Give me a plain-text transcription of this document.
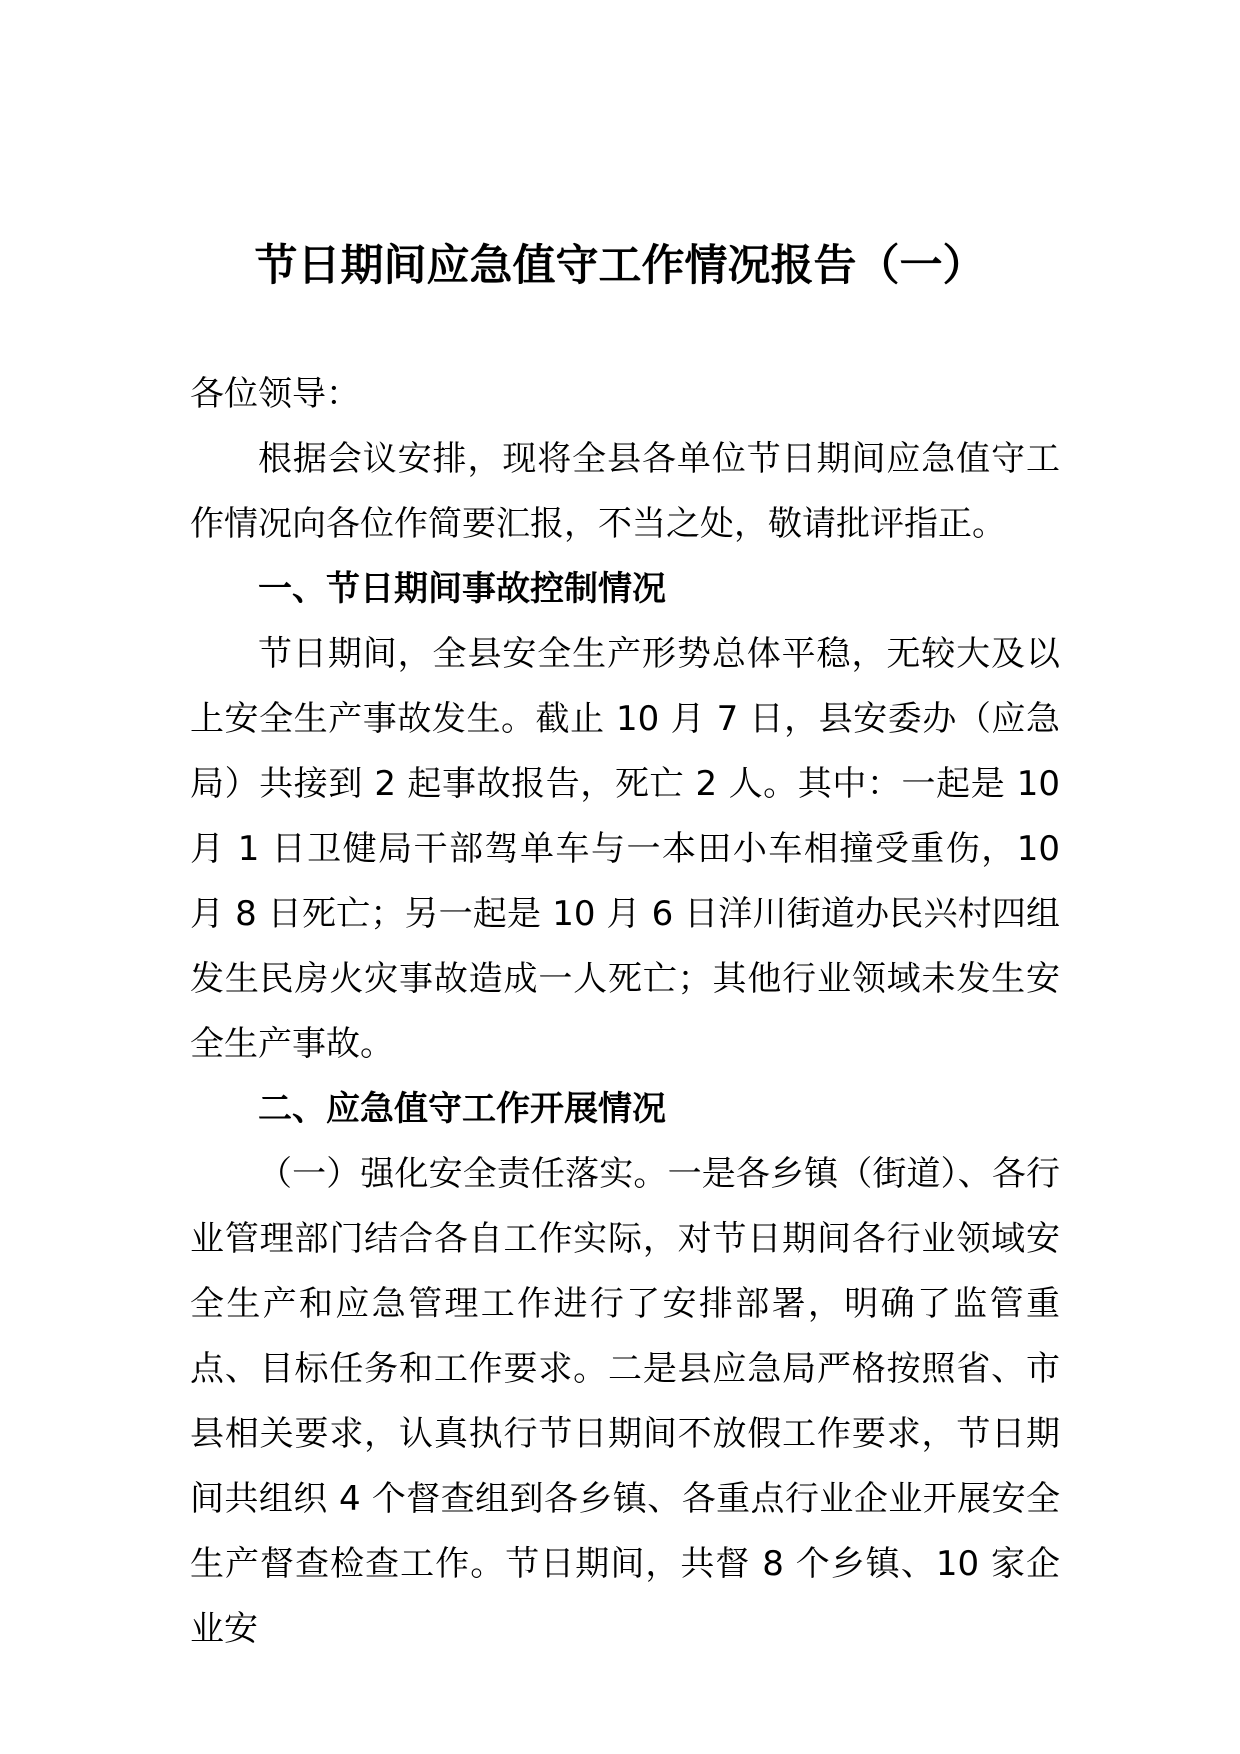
节日期间应急值守工作情况报告（一）

各位领导：

根据会议安排，现将全县各单位节日期间应急值守工作情况向各位作简要汇报，不当之处，敬请批评指正。

一、节日期间事故控制情况

节日期间，全县安全生产形势总体平稳，无较大及以上安全生产事故发生。截止 10 月 7 日，县安委办（应急局）共接到 2 起事故报告，死亡 2 人。其中：一起是 10 月 1 日卫健局干部驾单车与一本田小车相撞受重伤，10 月 8 日死亡；另一起是 10 月 6 日洋川街道办民兴村四组发生民房火灾事故造成一人死亡；其他行业领域未发生安全生产事故。

二、应急值守工作开展情况

（一）强化安全责任落实。一是各乡镇（街道）、各行业管理部门结合各自工作实际，对节日期间各行业领域安全生产和应急管理工作进行了安排部署，明确了监管重点、目标任务和工作要求。二是县应急局严格按照省、市县相关要求，认真执行节日期间不放假工作要求，节日期间共组织 4 个督查组到各乡镇、各重点行业企业开展安全生产督查检查工作。节日期间，共督 8 个乡镇、10 家企业安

--

**YOUR GOAL**
Repeat each record exactly as shown above, dropping all images.

**ANSWER BELOW**
Give me a plain-text transcription of this document.
节日期间应急值守工作情况报告（一）

各位领导：

根据会议安排，现将全县各单位节日期间应急值守工作情况向各位作简要汇报，不当之处，敬请批评指正。

一、节日期间事故控制情况

节日期间，全县安全生产形势总体平稳，无较大及以上安全生产事故发生。截止 10 月 7 日，县安委办（应急局）共接到 2 起事故报告，死亡 2 人。其中：一起是 10 月 1 日卫健局干部驾单车与一本田小车相撞受重伤，10 月 8 日死亡；另一起是 10 月 6 日洋川街道办民兴村四组发生民房火灾事故造成一人死亡；其他行业领域未发生安全生产事故。

二、应急值守工作开展情况

（一）强化安全责任落实。一是各乡镇（街道）、各行业管理部门结合各自工作实际，对节日期间各行业领域安全生产和应急管理工作进行了安排部署，明确了监管重点、目标任务和工作要求。二是县应急局严格按照省、市县相关要求，认真执行节日期间不放假工作要求，节日期间共组织 4 个督查组到各乡镇、各重点行业企业开展安全生产督查检查工作。节日期间，共督 8 个乡镇、10 家企业安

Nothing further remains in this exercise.